WHAT YOU ARE ASKED TO DO » Please pull out every line in the entries below that contains the string "MACD", and copy each one in full. Case counts.

DATA FOR PROCESSING »
+++++
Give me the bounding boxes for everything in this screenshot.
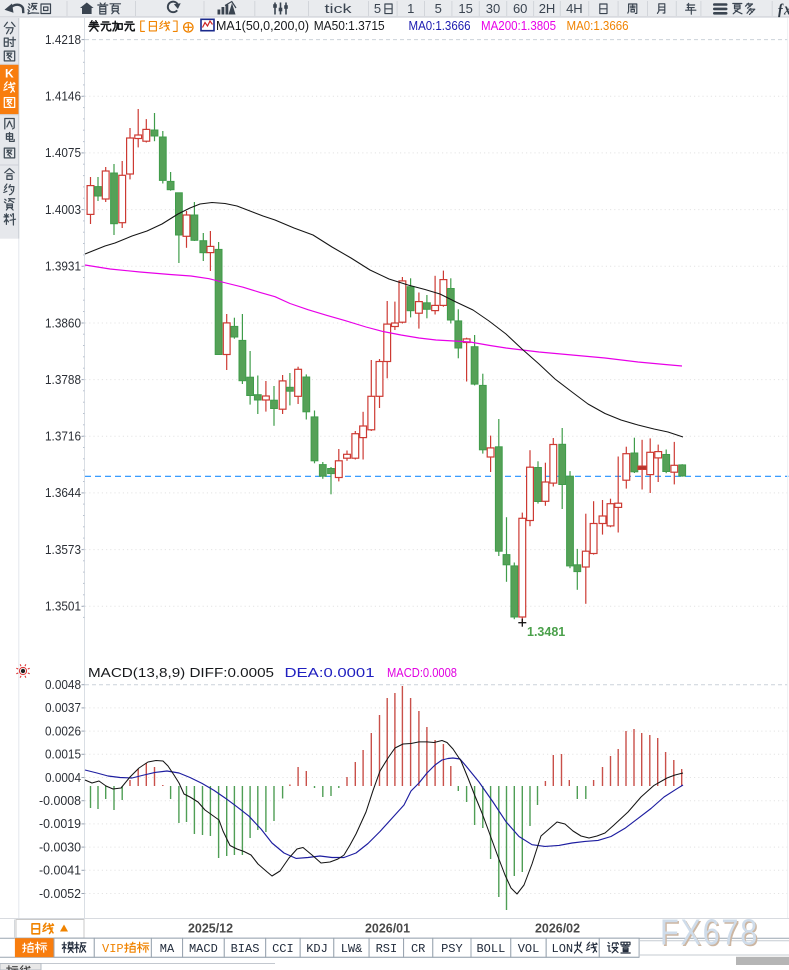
svg-text:2026/02: 2026/02	[535, 922, 580, 936]
svg-text:1.4003: 1.4003	[45, 203, 81, 217]
svg-text:-0.0052: -0.0052	[39, 887, 81, 901]
svg-text:BOLL: BOLL	[476, 942, 505, 956]
svg-text:PSY: PSY	[441, 942, 463, 956]
svg-text:MACD: MACD	[189, 942, 218, 956]
svg-text:MA: MA	[160, 942, 175, 956]
svg-text:4H: 4H	[566, 1, 583, 16]
svg-text:1: 1	[407, 1, 414, 16]
svg-text:MA1(50,0,200,0): MA1(50,0,200,0)	[216, 18, 309, 33]
svg-text:MA0:1.3666: MA0:1.3666	[409, 18, 471, 33]
svg-text:0.0026: 0.0026	[45, 724, 81, 738]
svg-text:-0.0019: -0.0019	[39, 817, 81, 831]
svg-text:30: 30	[486, 1, 500, 16]
svg-text:1.3716: 1.3716	[45, 430, 81, 444]
svg-text:K: K	[5, 67, 14, 81]
svg-text:1.3644: 1.3644	[45, 486, 81, 500]
svg-text:KDJ: KDJ	[306, 942, 328, 956]
svg-text:ƒx: ƒx	[777, 0, 789, 19]
svg-text:-0.0008: -0.0008	[39, 794, 81, 808]
svg-text:CR: CR	[411, 942, 425, 956]
svg-text:1.3931: 1.3931	[45, 260, 81, 274]
svg-text:LON: LON	[552, 942, 574, 956]
svg-text:1.4075: 1.4075	[45, 146, 81, 160]
svg-text:CCI: CCI	[272, 942, 294, 956]
svg-text:1.3501: 1.3501	[45, 600, 81, 614]
svg-text:1.4218: 1.4218	[45, 33, 81, 47]
svg-text:MA50:1.3715: MA50:1.3715	[314, 18, 385, 33]
svg-text:1.3788: 1.3788	[45, 373, 81, 387]
svg-text:0.0015: 0.0015	[45, 748, 81, 762]
svg-text:LW&: LW&	[341, 942, 363, 956]
svg-text:BIAS: BIAS	[231, 942, 260, 956]
svg-text:1.3573: 1.3573	[45, 543, 81, 557]
svg-text:1.3481: 1.3481	[527, 625, 565, 639]
svg-text:2H: 2H	[539, 1, 556, 16]
svg-text:2025/12: 2025/12	[188, 922, 233, 936]
svg-text:MA0:1.3666: MA0:1.3666	[567, 18, 629, 33]
svg-text:5: 5	[435, 1, 442, 16]
svg-text:1.3860: 1.3860	[45, 316, 81, 330]
svg-text:DEA:0.0001: DEA:0.0001	[285, 665, 375, 680]
svg-text:1.4146: 1.4146	[45, 90, 81, 104]
svg-text:5: 5	[374, 1, 381, 16]
svg-text:-0.0041: -0.0041	[39, 864, 81, 878]
svg-text:-0.0030: -0.0030	[39, 840, 81, 854]
svg-text:0.0004: 0.0004	[45, 771, 81, 785]
svg-text:FX678: FX678	[660, 912, 759, 953]
svg-text:RSI: RSI	[376, 942, 398, 956]
svg-text:MACD(13,8,9) DIFF:0.0005: MACD(13,8,9) DIFF:0.0005	[88, 665, 274, 680]
svg-text:60: 60	[513, 1, 527, 16]
svg-text:2026/01: 2026/01	[365, 922, 410, 936]
svg-text:0.0037: 0.0037	[45, 701, 81, 715]
svg-text:15: 15	[458, 1, 472, 16]
svg-text:0.0048: 0.0048	[45, 678, 81, 692]
svg-text:FX678: FX678	[661, 913, 760, 954]
svg-text:tick: tick	[325, 1, 353, 16]
svg-text:MACD:0.0008: MACD:0.0008	[387, 665, 457, 680]
svg-text:VOL: VOL	[518, 942, 540, 956]
svg-text:MA200:1.3805: MA200:1.3805	[481, 18, 556, 33]
svg-text:VIP: VIP	[102, 942, 124, 956]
+++++
CORRECT ANSWER »
svg-text:MACD: MACD	[189, 942, 218, 956]
svg-text:MACD(13,8,9) DIFF:0.0005: MACD(13,8,9) DIFF:0.0005	[88, 665, 274, 680]
svg-text:MACD:0.0008: MACD:0.0008	[387, 665, 457, 680]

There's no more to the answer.